» Aim of the task:
Take the entries below and reproduce them word for word.

BEGIN Records supplied

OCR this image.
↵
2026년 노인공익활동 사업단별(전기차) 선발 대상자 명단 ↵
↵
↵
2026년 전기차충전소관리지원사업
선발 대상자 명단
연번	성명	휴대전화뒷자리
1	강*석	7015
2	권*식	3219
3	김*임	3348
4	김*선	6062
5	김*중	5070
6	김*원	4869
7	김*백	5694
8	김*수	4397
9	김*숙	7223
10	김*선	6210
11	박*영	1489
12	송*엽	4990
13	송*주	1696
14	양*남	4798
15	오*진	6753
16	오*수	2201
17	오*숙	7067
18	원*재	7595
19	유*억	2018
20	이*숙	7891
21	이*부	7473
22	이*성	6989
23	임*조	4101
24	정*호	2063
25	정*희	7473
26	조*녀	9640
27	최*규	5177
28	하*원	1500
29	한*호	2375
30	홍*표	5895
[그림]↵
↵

END Records supplied

» Full response:
OCR this image.
↵
2026년 노인공익활동 사업단별(전기차) 선발 대상자 명단 ↵
↵
↵
2026년 전기차충전소관리지원사업
선발 대상자 명단
연번	성명	휴대전화뒷자리
1	강*석	7015
2	권*식	3219
3	김*임	3348
4	김*선	6062
5	김*중	5070
6	김*원	4869
7	김*백	5694
8	김*수	4397
9	김*숙	7223
10	김*선	6210
11	박*영	1489
12	송*엽	4990
13	송*주	1696
14	양*남	4798
15	오*진	6753
16	오*수	2201
17	오*숙	7067
18	원*재	7595
19	유*억	2018
20	이*숙	7891
21	이*부	7473
22	이*성	6989
23	임*조	4101
24	정*호	2063
25	정*희	7473
26	조*녀	9640
27	최*규	5177
28	하*원	1500
29	한*호	2375
30	홍*표	5895
[그림]↵
↵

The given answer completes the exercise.